## [Your objective]
Reproduce the listing verbatim.

## [Source records]
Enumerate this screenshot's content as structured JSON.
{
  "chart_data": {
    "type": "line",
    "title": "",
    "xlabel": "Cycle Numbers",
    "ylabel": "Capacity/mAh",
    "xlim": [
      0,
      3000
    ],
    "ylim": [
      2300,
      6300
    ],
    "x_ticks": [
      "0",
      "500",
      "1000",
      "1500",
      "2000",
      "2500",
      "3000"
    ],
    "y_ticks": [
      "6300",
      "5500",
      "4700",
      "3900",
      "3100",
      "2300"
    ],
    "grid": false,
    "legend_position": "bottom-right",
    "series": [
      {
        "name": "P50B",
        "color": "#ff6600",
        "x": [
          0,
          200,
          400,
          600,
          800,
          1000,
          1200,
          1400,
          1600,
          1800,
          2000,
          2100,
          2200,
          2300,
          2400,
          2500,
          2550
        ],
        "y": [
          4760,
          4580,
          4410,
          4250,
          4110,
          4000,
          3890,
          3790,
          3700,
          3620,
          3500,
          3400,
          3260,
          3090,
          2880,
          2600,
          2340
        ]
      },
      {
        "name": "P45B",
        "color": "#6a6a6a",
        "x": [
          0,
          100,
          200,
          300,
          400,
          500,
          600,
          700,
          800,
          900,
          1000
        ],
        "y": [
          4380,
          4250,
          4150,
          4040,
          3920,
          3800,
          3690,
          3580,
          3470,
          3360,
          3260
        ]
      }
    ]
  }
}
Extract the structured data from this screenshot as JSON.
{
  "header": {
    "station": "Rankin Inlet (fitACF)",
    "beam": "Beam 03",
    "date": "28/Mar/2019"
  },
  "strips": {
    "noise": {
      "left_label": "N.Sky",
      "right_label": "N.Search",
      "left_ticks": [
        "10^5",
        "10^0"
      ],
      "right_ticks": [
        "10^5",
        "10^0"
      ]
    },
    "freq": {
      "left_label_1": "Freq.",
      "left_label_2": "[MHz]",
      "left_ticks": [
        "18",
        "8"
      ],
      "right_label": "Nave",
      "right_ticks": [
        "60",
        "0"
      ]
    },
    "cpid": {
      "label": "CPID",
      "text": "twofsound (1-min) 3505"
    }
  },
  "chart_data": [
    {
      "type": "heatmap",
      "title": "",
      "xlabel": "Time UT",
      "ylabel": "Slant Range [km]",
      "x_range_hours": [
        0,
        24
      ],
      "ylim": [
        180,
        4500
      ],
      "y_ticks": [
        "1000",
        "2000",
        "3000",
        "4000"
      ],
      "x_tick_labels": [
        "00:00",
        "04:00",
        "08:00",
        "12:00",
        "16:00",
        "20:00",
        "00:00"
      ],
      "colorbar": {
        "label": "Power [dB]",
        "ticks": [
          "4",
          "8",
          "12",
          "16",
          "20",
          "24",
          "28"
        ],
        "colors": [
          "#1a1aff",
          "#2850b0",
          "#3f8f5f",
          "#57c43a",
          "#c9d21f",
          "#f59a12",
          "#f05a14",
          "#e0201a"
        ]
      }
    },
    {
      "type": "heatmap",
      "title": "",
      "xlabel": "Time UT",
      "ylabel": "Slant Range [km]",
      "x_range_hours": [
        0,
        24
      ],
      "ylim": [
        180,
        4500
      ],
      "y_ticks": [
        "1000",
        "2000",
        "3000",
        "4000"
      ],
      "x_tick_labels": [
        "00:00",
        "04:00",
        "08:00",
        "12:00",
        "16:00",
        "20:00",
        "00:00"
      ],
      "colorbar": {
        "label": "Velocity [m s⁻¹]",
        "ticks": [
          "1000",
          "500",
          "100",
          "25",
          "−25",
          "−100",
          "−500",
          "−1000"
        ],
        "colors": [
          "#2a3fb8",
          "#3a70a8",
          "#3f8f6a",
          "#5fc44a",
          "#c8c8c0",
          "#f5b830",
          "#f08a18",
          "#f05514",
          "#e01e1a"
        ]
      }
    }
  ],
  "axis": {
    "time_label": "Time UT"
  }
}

## [Exercise solution]
Enumerate this screenshot's content as structured JSON.
{
  "chart_data": {
    "type": "line",
    "title": "",
    "xlabel": "Cycle Numbers",
    "ylabel": "Capacity/mAh",
    "xlim": [
      0,
      3000
    ],
    "ylim": [
      2300,
      6300
    ],
    "x_ticks": [
      "0",
      "500",
      "1000",
      "1500",
      "2000",
      "2500",
      "3000"
    ],
    "y_ticks": [
      "6300",
      "5500",
      "4700",
      "3900",
      "3100",
      "2300"
    ],
    "grid": false,
    "legend_position": "bottom-right",
    "series": [
      {
        "name": "P50B",
        "color": "#ff6600",
        "x": [
          0,
          200,
          400,
          600,
          800,
          1000,
          1200,
          1400,
          1600,
          1800,
          2000,
          2100,
          2200,
          2300,
          2400,
          2500,
          2550
        ],
        "y": [
          4760,
          4580,
          4410,
          4250,
          4110,
          4000,
          3890,
          3790,
          3700,
          3620,
          3500,
          3400,
          3260,
          3090,
          2880,
          2600,
          2340
        ]
      },
      {
        "name": "P45B",
        "color": "#6a6a6a",
        "x": [
          0,
          100,
          200,
          300,
          400,
          500,
          600,
          700,
          800,
          900,
          1000
        ],
        "y": [
          4380,
          4250,
          4150,
          4040,
          3920,
          3800,
          3690,
          3580,
          3470,
          3360,
          3260
        ]
      }
    ]
  }
}
Extract the structured data from this screenshot as JSON.
{
  "header": {
    "station": "Rankin Inlet (fitACF)",
    "beam": "Beam 03",
    "date": "28/Mar/2019"
  },
  "strips": {
    "noise": {
      "left_label": "N.Sky",
      "right_label": "N.Search",
      "left_ticks": [
        "10^5",
        "10^0"
      ],
      "right_ticks": [
        "10^5",
        "10^0"
      ]
    },
    "freq": {
      "left_label_1": "Freq.",
      "left_label_2": "[MHz]",
      "left_ticks": [
        "18",
        "8"
      ],
      "right_label": "Nave",
      "right_ticks": [
        "60",
        "0"
      ]
    },
    "cpid": {
      "label": "CPID",
      "text": "twofsound (1-min) 3505"
    }
  },
  "chart_data": [
    {
      "type": "heatmap",
      "title": "",
      "xlabel": "Time UT",
      "ylabel": "Slant Range [km]",
      "x_range_hours": [
        0,
        24
      ],
      "ylim": [
        180,
        4500
      ],
      "y_ticks": [
        "1000",
        "2000",
        "3000",
        "4000"
      ],
      "x_tick_labels": [
        "00:00",
        "04:00",
        "08:00",
        "12:00",
        "16:00",
        "20:00",
        "00:00"
      ],
      "colorbar": {
        "label": "Power [dB]",
        "ticks": [
          "4",
          "8",
          "12",
          "16",
          "20",
          "24",
          "28"
        ],
        "colors": [
          "#1a1aff",
          "#2850b0",
          "#3f8f5f",
          "#57c43a",
          "#c9d21f",
          "#f59a12",
          "#f05a14",
          "#e0201a"
        ]
      }
    },
    {
      "type": "heatmap",
      "title": "",
      "xlabel": "Time UT",
      "ylabel": "Slant Range [km]",
      "x_range_hours": [
        0,
        24
      ],
      "ylim": [
        180,
        4500
      ],
      "y_ticks": [
        "1000",
        "2000",
        "3000",
        "4000"
      ],
      "x_tick_labels": [
        "00:00",
        "04:00",
        "08:00",
        "12:00",
        "16:00",
        "20:00",
        "00:00"
      ],
      "colorbar": {
        "label": "Velocity [m s⁻¹]",
        "ticks": [
          "1000",
          "500",
          "100",
          "25",
          "−25",
          "−100",
          "−500",
          "−1000"
        ],
        "colors": [
          "#2a3fb8",
          "#3a70a8",
          "#3f8f6a",
          "#5fc44a",
          "#c8c8c0",
          "#f5b830",
          "#f08a18",
          "#f05514",
          "#e01e1a"
        ]
      }
    }
  ],
  "axis": {
    "time_label": "Time UT"
  }
}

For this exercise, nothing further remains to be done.